Challenge:
Please rewrite every one of the items below as a numbered list of its lines, with blank lines dropped. Leave the pictures out of your answer.

Provided data:

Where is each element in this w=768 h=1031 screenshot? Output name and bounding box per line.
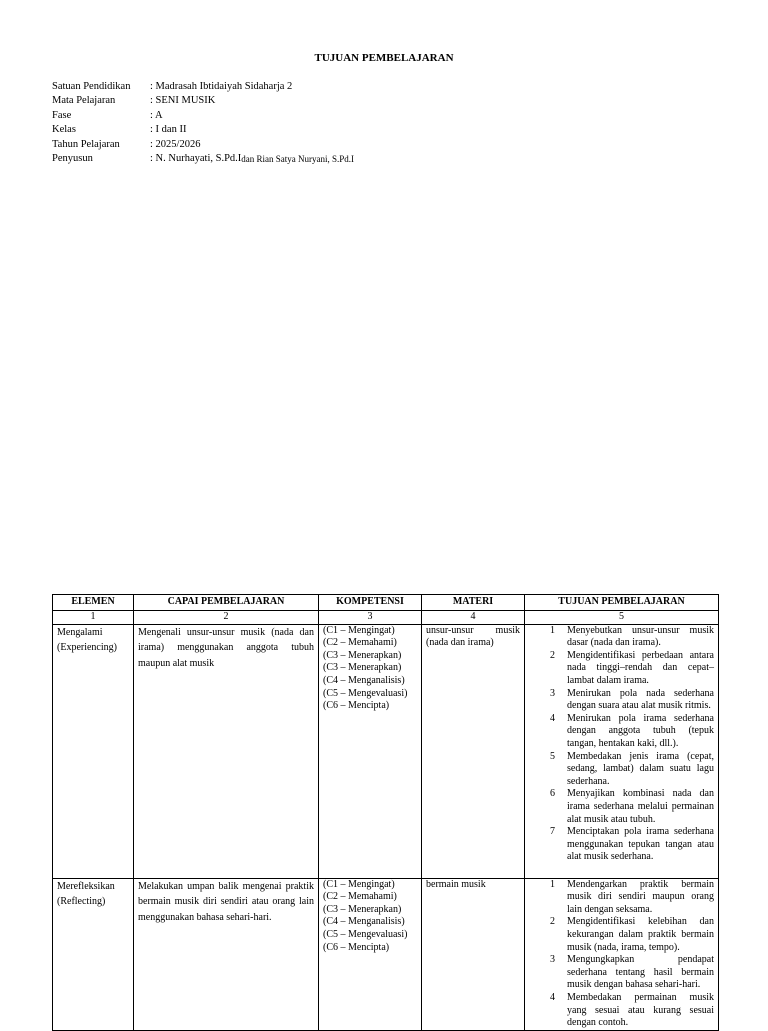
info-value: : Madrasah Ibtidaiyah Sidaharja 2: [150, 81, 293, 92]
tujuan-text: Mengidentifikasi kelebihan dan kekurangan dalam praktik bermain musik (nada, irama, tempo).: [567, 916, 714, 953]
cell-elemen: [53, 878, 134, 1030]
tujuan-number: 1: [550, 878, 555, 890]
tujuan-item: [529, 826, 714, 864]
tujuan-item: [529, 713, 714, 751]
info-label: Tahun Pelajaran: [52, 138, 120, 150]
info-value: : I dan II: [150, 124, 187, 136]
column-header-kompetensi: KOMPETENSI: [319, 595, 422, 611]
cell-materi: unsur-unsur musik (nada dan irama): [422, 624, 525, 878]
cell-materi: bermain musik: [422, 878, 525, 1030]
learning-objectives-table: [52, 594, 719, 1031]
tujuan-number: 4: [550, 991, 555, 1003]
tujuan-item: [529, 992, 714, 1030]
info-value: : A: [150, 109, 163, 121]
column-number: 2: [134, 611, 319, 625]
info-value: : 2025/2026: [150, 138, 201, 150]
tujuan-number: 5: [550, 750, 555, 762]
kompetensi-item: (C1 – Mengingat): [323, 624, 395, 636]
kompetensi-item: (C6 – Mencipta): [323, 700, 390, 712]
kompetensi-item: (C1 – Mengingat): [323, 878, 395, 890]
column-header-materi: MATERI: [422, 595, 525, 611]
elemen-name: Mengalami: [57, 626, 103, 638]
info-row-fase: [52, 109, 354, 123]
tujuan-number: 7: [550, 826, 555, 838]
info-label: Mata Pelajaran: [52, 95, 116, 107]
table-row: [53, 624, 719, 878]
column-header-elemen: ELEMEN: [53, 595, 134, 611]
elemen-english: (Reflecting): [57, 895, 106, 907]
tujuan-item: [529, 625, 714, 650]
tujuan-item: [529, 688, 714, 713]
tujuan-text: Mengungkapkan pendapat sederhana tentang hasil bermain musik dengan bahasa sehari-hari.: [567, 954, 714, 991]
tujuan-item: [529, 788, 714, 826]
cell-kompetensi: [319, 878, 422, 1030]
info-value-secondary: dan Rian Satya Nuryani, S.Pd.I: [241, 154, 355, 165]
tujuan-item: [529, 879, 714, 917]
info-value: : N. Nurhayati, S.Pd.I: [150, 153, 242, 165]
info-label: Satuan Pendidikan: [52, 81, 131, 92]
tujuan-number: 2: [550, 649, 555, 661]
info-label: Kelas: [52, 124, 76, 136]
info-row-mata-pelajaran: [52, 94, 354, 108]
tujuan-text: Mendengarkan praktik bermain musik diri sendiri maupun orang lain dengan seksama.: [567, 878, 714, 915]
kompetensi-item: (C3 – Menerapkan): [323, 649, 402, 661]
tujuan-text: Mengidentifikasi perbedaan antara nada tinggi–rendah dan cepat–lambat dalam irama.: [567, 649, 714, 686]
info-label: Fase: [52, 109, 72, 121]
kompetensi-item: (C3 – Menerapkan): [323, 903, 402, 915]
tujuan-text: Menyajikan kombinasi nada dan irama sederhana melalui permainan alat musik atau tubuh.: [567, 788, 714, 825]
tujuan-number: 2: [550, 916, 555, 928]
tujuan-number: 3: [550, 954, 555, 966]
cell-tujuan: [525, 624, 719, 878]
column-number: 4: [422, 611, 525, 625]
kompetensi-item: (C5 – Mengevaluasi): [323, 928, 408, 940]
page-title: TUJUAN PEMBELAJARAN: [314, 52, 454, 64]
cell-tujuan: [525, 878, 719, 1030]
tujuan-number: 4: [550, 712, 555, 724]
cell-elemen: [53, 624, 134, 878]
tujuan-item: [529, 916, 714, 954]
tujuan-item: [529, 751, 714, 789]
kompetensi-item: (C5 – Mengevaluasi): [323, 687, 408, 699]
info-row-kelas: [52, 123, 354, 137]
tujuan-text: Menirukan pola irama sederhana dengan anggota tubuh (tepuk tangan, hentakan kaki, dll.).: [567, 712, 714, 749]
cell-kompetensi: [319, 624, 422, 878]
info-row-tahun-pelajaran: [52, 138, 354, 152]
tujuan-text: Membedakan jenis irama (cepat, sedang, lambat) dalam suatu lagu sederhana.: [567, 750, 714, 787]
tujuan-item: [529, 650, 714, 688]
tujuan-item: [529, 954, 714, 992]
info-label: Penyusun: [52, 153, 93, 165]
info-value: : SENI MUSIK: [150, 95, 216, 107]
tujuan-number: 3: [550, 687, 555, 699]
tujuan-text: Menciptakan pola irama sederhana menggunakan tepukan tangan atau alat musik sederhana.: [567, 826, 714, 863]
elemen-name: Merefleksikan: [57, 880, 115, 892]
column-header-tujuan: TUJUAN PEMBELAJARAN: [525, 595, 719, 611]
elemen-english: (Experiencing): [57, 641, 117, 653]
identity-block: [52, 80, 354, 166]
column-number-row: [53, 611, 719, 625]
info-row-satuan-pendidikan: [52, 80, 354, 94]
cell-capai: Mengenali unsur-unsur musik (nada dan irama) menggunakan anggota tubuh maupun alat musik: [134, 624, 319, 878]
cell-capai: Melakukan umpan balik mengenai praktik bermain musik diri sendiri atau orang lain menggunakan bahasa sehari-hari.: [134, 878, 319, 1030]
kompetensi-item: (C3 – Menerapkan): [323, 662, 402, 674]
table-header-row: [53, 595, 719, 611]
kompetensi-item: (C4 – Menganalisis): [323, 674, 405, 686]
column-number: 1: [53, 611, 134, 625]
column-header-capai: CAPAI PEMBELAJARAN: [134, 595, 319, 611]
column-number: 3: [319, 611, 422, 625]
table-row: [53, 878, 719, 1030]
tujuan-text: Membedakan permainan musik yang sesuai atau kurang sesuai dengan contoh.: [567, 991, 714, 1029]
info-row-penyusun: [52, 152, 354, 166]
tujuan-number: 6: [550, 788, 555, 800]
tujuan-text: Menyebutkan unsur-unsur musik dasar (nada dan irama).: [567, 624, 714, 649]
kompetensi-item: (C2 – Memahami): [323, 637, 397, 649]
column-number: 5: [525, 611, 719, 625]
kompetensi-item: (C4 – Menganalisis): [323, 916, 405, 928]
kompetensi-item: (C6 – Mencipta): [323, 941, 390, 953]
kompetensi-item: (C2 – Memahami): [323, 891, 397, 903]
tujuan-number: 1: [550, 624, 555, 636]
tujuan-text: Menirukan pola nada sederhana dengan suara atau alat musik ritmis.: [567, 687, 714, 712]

Solution to the exercise:
1. Where is each element in this w=768 h=1031 screenshot? Output name and bounding box per line.
2. info-value: : Madrasah Ibtidaiyah Sidaharja 2: [150, 81, 293, 92]
3. tujuan-text: Mengidentifikasi kelebihan dan kekurangan dalam praktik bermain musik (nada, irama, tempo).: [567, 916, 714, 953]
4. cell-elemen: [53, 878, 134, 1030]
5. tujuan-number: 1: [550, 878, 555, 890]
6. tujuan-item: [529, 826, 714, 864]
7. tujuan-item: [529, 713, 714, 751]
8. info-label: Tahun Pelajaran: [52, 138, 120, 150]
9. info-value: : I dan II: [150, 124, 187, 136]
10. column-header-kompetensi: KOMPETENSI: [319, 595, 422, 611]
11. cell-materi: unsur-unsur musik (nada dan irama): [422, 624, 525, 878]
12. cell-materi: bermain musik: [422, 878, 525, 1030]
13. learning-objectives-table: [52, 594, 719, 1031]
14. tujuan-number: 4: [550, 991, 555, 1003]
15. tujuan-item: [529, 992, 714, 1030]
16. info-value: : A: [150, 109, 163, 121]
17. column-number: 2: [134, 611, 319, 625]
18. info-value: : 2025/2026: [150, 138, 201, 150]
19. tujuan-number: 5: [550, 750, 555, 762]
20. kompetensi-item: (C1 – Mengingat): [323, 624, 395, 636]
21. kompetensi-item: (C6 – Mencipta): [323, 700, 390, 712]
22. kompetensi-item: (C1 – Mengingat): [323, 878, 395, 890]
23. column-header-materi: MATERI: [422, 595, 525, 611]
24. elemen-name: Mengalami: [57, 626, 103, 638]
25. info-row-fase: [52, 109, 354, 123]
26. tujuan-number: 7: [550, 826, 555, 838]
27. info-label: Mata Pelajaran: [52, 95, 116, 107]
28. table-row: [53, 624, 719, 878]
29. column-header-elemen: ELEMEN: [53, 595, 134, 611]
30. elemen-english: (Reflecting): [57, 895, 106, 907]
31. tujuan-item: [529, 625, 714, 650]
32. tujuan-item: [529, 688, 714, 713]
33. tujuan-text: Mengungkapkan pendapat sederhana tentang hasil bermain musik dengan bahasa sehari-hari.: [567, 954, 714, 991]
34. tujuan-item: [529, 788, 714, 826]
35. cell-kompetensi: [319, 878, 422, 1030]
36. info-value-secondary: dan Rian Satya Nuryani, S.Pd.I: [241, 154, 355, 165]
37. tujuan-item: [529, 879, 714, 917]
38. info-value: : N. Nurhayati, S.Pd.I: [150, 153, 242, 165]
39. info-label: Satuan Pendidikan: [52, 81, 131, 92]
40. tujuan-number: 2: [550, 649, 555, 661]
41. info-label: Kelas: [52, 124, 76, 136]
42. info-row-mata-pelajaran: [52, 94, 354, 108]
43. tujuan-text: Mendengarkan praktik bermain musik diri sendiri maupun orang lain dengan seksama.: [567, 878, 714, 915]
44. kompetensi-item: (C3 – Menerapkan): [323, 649, 402, 661]
45. tujuan-text: Mengidentifikasi perbedaan antara nada tinggi–rendah dan cepat–lambat dalam irama.: [567, 649, 714, 686]
46. info-label: Fase: [52, 109, 72, 121]
47. kompetensi-item: (C3 – Menerapkan): [323, 903, 402, 915]
48. tujuan-text: Menyajikan kombinasi nada dan irama sederhana melalui permainan alat musik atau tubuh.: [567, 788, 714, 825]
49. tujuan-number: 2: [550, 916, 555, 928]
50. tujuan-number: 3: [550, 954, 555, 966]
51. cell-tujuan: [525, 624, 719, 878]
52. column-number: 4: [422, 611, 525, 625]
53. kompetensi-item: (C5 – Mengevaluasi): [323, 928, 408, 940]
54. page-title: TUJUAN PEMBELAJARAN: [314, 52, 454, 64]
55. cell-tujuan: [525, 878, 719, 1030]
56. tujuan-number: 4: [550, 712, 555, 724]
57. cell-elemen: [53, 624, 134, 878]
58. tujuan-item: [529, 916, 714, 954]
59. tujuan-item: [529, 751, 714, 789]
60. kompetensi-item: (C5 – Mengevaluasi): [323, 687, 408, 699]
61. info-row-kelas: [52, 123, 354, 137]
62. tujuan-text: Menirukan pola irama sederhana dengan anggota tubuh (tepuk tangan, hentakan kaki, dll.).: [567, 712, 714, 749]
63. cell-kompetensi: [319, 624, 422, 878]
64. info-row-tahun-pelajaran: [52, 138, 354, 152]
65. tujuan-text: Membedakan jenis irama (cepat, sedang, lambat) dalam suatu lagu sederhana.: [567, 750, 714, 787]
66. tujuan-item: [529, 650, 714, 688]
67. tujuan-item: [529, 954, 714, 992]
68. info-label: Penyusun: [52, 153, 93, 165]
69. info-value: : SENI MUSIK: [150, 95, 216, 107]
70. tujuan-number: 3: [550, 687, 555, 699]
71. tujuan-text: Menciptakan pola irama sederhana menggunakan tepukan tangan atau alat musik sederhana.: [567, 826, 714, 863]
72. elemen-name: Merefleksikan: [57, 880, 115, 892]
73. column-header-tujuan: TUJUAN PEMBELAJARAN: [525, 595, 719, 611]
74. elemen-english: (Experiencing): [57, 641, 117, 653]
75. identity-block: [52, 80, 354, 166]
76. column-number-row: [53, 611, 719, 625]
77. info-row-satuan-pendidikan: [52, 80, 354, 94]
78. cell-capai: Mengenali unsur-unsur musik (nada dan irama) menggunakan anggota tubuh maupun alat musik: [134, 624, 319, 878]
79. cell-capai: Melakukan umpan balik mengenai praktik bermain musik diri sendiri atau orang lain menggunakan bahasa sehari-hari.: [134, 878, 319, 1030]
80. kompetensi-item: (C3 – Menerapkan): [323, 662, 402, 674]
81. table-header-row: [53, 595, 719, 611]
82. kompetensi-item: (C4 – Menganalisis): [323, 674, 405, 686]
83. column-number: 1: [53, 611, 134, 625]
84. column-header-capai: CAPAI PEMBELAJARAN: [134, 595, 319, 611]
85. column-number: 3: [319, 611, 422, 625]
86. table-row: [53, 878, 719, 1030]
87. tujuan-text: Membedakan permainan musik yang sesuai atau kurang sesuai dengan contoh.: [567, 991, 714, 1029]
88. info-row-penyusun: [52, 152, 354, 166]
89. tujuan-number: 6: [550, 788, 555, 800]
90. tujuan-text: Menyebutkan unsur-unsur musik dasar (nada dan irama).: [567, 624, 714, 649]
91. kompetensi-item: (C2 – Memahami): [323, 637, 397, 649]
92. column-number: 5: [525, 611, 719, 625]
93. kompetensi-item: (C4 – Menganalisis): [323, 916, 405, 928]
94. kompetensi-item: (C6 – Mencipta): [323, 941, 390, 953]
95. kompetensi-item: (C2 – Memahami): [323, 891, 397, 903]
96. tujuan-number: 1: [550, 624, 555, 636]
97. tujuan-text: Menirukan pola nada sederhana dengan suara atau alat musik ritmis.: [567, 687, 714, 712]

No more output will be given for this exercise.